++++ Source material
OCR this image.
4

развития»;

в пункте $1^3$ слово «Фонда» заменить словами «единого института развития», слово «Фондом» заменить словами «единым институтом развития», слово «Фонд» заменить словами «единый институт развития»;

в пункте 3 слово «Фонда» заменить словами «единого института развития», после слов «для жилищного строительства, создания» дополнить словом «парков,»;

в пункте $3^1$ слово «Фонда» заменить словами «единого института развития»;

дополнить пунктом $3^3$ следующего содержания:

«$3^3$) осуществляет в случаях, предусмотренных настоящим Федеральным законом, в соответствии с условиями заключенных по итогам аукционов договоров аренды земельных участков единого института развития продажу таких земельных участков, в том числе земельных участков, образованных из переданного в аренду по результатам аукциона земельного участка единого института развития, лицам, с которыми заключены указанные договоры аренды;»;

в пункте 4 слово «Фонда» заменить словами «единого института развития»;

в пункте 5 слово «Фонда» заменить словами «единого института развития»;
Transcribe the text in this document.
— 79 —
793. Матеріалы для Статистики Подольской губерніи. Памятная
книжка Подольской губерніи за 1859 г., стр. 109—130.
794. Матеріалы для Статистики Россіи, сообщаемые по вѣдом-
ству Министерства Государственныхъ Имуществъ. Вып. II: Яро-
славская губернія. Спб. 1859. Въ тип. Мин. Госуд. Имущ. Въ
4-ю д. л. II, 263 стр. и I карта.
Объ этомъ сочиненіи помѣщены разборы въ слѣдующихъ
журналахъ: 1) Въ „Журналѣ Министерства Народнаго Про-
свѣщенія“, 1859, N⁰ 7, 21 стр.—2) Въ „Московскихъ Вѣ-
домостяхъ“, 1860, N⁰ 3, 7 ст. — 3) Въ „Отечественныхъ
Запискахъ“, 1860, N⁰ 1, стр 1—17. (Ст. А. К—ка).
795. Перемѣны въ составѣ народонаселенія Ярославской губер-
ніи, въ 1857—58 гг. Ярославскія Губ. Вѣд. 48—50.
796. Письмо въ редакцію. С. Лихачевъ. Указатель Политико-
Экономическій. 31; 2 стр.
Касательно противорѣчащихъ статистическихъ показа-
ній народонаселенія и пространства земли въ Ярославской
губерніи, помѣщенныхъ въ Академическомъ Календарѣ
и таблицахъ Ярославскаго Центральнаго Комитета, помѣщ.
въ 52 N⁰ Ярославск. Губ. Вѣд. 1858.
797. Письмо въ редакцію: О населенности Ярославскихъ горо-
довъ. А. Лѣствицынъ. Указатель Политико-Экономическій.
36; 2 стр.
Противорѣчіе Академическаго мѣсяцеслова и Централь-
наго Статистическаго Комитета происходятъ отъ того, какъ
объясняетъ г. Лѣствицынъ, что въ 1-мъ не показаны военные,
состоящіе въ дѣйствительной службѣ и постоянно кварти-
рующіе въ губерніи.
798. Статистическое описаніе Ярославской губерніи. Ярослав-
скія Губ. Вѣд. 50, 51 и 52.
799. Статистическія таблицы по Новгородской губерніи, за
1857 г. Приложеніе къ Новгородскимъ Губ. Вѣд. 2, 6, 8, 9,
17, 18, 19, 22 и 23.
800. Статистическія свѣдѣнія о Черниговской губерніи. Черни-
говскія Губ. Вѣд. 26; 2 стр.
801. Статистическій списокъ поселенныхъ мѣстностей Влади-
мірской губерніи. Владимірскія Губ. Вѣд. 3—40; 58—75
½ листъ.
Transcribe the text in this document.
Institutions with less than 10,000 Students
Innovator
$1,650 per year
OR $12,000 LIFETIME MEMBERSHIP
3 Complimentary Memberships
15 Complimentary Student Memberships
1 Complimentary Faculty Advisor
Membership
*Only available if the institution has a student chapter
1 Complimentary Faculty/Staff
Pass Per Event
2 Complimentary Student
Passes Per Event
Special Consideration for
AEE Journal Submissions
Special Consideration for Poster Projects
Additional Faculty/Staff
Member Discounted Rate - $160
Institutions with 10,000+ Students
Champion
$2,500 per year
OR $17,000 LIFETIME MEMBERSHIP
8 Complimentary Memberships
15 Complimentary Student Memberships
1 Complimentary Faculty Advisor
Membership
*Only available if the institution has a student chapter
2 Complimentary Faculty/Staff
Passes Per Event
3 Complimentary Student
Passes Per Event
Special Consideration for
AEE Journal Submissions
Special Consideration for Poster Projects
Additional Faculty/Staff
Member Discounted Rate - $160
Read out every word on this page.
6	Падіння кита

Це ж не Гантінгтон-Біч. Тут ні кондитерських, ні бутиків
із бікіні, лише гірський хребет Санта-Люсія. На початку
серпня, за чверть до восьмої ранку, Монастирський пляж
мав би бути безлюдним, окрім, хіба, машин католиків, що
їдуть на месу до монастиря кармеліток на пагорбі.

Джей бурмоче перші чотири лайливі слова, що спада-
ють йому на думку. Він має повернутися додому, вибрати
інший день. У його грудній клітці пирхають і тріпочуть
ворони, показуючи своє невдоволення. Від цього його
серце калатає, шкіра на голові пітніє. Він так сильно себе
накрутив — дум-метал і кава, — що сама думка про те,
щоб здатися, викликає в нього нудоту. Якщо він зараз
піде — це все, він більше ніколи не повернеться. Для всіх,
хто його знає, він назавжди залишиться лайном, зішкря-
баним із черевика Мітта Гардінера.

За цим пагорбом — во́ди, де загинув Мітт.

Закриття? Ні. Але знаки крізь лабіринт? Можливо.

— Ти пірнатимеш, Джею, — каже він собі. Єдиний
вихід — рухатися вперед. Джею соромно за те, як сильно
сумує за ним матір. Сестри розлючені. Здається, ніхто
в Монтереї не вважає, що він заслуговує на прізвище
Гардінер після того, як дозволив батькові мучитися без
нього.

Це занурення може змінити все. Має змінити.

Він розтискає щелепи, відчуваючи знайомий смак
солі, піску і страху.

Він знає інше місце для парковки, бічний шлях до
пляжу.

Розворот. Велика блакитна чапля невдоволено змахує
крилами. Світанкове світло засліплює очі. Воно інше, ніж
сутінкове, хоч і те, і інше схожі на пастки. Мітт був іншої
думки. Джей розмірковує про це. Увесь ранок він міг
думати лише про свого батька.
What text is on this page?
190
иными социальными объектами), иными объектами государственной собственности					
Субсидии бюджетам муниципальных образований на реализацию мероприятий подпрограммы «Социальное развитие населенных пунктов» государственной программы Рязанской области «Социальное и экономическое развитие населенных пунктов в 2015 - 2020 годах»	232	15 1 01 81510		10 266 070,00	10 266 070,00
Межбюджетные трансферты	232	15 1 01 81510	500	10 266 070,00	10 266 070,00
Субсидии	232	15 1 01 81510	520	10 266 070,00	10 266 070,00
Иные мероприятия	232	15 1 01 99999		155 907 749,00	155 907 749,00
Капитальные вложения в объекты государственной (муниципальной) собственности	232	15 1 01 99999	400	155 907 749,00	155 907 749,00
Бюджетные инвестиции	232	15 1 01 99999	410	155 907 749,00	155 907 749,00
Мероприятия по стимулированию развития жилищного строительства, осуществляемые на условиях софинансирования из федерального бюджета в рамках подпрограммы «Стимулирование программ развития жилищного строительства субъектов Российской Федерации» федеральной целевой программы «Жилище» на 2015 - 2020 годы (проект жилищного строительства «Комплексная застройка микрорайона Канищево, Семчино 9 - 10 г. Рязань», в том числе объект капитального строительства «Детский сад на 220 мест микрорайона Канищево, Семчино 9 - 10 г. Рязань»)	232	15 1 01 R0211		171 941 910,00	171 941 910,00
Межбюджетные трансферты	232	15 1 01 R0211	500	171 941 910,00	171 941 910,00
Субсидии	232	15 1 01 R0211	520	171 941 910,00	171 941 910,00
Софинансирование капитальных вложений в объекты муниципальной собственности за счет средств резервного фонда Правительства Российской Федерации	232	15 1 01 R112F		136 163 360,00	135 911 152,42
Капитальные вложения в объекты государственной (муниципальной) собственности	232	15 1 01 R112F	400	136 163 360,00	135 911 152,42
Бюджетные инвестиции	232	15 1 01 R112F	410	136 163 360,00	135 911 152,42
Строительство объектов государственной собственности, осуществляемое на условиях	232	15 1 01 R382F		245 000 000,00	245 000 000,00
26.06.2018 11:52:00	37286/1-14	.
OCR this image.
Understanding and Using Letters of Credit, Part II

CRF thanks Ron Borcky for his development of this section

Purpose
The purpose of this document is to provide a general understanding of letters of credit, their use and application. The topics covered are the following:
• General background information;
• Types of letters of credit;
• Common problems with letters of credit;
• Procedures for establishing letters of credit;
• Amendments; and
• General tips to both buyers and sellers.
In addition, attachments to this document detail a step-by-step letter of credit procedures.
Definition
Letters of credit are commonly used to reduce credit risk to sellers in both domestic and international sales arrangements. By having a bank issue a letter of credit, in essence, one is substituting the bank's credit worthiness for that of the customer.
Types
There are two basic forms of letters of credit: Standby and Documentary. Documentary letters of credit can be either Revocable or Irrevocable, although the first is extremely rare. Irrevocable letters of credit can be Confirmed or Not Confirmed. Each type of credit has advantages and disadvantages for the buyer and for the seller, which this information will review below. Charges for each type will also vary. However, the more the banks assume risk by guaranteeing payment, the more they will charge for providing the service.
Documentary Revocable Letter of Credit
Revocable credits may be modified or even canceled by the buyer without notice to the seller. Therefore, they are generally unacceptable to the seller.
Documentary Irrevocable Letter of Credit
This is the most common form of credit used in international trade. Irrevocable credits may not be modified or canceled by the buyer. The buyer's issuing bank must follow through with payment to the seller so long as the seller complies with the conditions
++++++++
Copy each line above that contains the word "Межбюджетные".

Межбюджетные трансферты	232	15 1 01 81510	500	10 266 070,00	10 266 070,00
Межбюджетные трансферты	232	15 1 01 R0211	500	171 941 910,00	171 941 910,00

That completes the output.